■ GIVEN DATA
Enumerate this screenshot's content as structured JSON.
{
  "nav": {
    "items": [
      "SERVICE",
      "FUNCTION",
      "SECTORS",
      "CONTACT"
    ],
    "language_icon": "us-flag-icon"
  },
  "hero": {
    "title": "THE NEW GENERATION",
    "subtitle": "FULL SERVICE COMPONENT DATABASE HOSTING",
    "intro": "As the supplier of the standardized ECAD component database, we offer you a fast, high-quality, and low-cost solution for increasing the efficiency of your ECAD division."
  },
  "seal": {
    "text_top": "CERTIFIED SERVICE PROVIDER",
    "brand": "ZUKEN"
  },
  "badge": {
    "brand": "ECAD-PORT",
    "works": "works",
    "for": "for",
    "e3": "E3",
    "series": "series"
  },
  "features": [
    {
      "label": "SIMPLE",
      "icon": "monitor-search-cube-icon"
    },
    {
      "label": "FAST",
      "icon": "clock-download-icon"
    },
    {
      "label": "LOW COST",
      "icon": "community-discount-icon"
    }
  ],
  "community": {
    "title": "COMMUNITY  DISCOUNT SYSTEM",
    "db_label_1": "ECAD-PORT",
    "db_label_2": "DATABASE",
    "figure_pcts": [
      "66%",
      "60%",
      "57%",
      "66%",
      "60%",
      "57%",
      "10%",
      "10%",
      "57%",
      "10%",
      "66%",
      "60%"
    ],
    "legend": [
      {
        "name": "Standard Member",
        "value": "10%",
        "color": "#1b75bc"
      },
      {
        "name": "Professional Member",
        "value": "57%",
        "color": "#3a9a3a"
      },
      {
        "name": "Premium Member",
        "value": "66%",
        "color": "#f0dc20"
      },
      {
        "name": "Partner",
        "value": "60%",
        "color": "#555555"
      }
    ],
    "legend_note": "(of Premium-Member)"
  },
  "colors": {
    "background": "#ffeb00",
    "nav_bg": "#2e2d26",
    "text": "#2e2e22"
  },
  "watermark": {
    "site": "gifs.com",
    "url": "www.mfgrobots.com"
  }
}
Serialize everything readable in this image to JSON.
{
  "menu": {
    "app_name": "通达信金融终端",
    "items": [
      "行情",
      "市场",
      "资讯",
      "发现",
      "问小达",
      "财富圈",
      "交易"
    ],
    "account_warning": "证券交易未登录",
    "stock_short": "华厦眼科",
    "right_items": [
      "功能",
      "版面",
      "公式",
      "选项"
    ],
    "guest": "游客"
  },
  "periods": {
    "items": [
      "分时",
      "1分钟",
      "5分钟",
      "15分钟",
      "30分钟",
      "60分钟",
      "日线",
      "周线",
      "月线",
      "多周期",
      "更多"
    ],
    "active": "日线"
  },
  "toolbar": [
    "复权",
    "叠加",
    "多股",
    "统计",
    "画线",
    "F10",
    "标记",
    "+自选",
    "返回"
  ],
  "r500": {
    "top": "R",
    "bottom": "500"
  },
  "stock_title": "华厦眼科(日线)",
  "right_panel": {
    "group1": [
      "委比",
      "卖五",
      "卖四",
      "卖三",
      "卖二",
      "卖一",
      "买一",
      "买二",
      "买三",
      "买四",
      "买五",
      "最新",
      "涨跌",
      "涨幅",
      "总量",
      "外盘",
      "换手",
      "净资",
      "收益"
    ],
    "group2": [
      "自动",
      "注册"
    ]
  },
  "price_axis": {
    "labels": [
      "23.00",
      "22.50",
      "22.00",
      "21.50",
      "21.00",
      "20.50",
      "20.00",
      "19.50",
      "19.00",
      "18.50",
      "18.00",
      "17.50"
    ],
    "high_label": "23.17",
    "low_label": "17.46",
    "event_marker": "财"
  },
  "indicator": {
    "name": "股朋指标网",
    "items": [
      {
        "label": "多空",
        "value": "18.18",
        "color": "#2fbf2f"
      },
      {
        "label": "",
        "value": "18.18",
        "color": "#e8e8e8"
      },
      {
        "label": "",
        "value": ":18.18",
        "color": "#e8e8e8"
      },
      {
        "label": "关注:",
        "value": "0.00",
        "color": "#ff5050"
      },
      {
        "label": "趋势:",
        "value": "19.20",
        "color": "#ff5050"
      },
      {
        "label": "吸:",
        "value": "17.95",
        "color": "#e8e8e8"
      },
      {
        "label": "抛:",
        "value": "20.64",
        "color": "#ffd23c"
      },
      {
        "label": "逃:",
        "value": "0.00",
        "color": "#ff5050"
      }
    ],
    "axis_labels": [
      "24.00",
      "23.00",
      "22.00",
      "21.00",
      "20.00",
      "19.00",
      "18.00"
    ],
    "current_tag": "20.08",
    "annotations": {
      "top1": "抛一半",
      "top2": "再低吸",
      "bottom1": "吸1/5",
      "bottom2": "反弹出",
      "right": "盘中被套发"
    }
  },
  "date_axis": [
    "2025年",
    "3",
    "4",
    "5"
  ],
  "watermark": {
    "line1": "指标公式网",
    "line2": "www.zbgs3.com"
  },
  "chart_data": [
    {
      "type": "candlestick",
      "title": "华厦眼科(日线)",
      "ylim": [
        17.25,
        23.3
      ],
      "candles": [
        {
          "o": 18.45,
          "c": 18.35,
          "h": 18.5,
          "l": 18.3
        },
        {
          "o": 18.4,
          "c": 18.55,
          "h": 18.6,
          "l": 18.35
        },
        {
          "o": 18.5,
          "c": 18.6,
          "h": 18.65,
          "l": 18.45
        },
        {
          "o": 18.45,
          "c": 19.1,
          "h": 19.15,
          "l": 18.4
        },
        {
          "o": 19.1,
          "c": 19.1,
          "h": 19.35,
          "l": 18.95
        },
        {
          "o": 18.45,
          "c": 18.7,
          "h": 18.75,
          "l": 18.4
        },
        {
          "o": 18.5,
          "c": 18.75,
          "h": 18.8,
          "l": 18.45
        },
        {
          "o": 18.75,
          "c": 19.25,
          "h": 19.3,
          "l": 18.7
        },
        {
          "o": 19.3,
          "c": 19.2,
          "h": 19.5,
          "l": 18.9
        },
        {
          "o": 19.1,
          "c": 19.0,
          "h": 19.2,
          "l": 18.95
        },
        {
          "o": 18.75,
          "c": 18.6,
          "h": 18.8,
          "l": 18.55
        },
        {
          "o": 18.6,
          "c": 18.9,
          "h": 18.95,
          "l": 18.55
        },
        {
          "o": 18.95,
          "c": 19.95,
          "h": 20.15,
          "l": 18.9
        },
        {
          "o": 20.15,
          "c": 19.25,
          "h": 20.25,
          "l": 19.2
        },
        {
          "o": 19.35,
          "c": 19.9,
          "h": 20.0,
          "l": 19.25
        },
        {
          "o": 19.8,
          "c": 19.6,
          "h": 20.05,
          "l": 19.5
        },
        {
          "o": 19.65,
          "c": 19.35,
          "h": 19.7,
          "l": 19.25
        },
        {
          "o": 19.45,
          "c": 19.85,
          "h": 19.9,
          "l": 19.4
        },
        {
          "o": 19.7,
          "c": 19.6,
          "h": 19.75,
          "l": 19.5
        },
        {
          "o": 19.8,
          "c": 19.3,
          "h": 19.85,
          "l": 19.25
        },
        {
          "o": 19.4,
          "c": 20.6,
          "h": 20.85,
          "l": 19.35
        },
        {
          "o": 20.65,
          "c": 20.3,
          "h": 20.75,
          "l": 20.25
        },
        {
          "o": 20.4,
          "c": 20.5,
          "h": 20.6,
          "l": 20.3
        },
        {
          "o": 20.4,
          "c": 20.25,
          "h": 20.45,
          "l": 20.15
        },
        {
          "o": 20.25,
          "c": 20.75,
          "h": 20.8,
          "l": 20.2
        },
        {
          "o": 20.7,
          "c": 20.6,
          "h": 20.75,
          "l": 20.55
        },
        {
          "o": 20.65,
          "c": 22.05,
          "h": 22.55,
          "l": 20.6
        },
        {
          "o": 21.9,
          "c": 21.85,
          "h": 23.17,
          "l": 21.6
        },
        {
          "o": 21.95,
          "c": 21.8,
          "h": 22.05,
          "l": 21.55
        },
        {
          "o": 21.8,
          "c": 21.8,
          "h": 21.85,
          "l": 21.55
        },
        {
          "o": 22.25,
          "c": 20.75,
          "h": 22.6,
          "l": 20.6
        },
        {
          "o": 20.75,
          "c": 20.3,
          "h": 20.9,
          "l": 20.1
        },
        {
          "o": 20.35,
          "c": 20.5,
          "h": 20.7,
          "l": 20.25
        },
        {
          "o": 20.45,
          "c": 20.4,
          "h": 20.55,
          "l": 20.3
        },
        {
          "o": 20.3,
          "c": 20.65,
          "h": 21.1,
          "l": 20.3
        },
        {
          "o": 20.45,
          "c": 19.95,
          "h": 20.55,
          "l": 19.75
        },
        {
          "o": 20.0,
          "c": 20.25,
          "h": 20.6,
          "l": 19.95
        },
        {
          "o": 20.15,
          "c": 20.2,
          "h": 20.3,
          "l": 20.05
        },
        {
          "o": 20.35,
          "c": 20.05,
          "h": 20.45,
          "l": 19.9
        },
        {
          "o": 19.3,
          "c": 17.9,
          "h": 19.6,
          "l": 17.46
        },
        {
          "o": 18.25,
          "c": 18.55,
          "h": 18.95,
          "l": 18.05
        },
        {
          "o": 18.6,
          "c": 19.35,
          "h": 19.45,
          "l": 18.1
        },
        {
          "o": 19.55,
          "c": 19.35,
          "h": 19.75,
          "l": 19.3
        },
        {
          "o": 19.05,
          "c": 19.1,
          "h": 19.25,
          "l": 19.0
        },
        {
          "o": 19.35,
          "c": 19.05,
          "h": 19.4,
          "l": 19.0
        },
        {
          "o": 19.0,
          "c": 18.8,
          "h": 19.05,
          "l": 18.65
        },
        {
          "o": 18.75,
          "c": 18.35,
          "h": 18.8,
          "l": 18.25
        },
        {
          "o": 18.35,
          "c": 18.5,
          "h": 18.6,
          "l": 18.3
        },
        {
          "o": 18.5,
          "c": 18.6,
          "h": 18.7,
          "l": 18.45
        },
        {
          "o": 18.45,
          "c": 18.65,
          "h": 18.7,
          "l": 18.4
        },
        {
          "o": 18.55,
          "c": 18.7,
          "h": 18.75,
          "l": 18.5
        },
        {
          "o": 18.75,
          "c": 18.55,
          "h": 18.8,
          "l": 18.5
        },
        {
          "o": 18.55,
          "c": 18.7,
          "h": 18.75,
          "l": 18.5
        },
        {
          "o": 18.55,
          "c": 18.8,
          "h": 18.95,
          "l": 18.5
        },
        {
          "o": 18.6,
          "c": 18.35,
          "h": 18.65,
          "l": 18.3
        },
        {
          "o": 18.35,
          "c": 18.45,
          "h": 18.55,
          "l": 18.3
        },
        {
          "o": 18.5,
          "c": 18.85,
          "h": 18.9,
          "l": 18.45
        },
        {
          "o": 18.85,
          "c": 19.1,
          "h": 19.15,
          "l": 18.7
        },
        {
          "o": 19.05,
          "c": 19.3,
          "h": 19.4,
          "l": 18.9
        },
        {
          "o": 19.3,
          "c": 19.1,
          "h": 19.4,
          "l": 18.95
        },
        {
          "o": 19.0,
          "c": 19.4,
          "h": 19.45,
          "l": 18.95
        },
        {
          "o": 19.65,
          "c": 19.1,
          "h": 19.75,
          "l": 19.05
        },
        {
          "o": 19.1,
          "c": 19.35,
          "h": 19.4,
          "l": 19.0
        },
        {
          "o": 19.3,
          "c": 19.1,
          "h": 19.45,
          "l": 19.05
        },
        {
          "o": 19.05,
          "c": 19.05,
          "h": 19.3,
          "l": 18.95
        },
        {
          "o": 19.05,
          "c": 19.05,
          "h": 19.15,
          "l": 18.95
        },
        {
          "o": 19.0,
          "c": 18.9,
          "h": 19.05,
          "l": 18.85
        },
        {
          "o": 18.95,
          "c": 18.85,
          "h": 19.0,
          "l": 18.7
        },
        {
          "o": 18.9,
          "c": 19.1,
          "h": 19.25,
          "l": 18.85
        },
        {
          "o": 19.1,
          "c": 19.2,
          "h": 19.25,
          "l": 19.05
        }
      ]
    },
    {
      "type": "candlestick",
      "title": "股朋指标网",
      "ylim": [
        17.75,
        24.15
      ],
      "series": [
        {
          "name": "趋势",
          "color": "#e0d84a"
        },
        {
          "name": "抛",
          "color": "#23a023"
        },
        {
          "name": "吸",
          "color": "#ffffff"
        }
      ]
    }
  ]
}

■ EXERCISE GOAL
Using the material above, count the lines containing the word "Premium". Reply with the number alone.

■ EXERCISE RESULT
2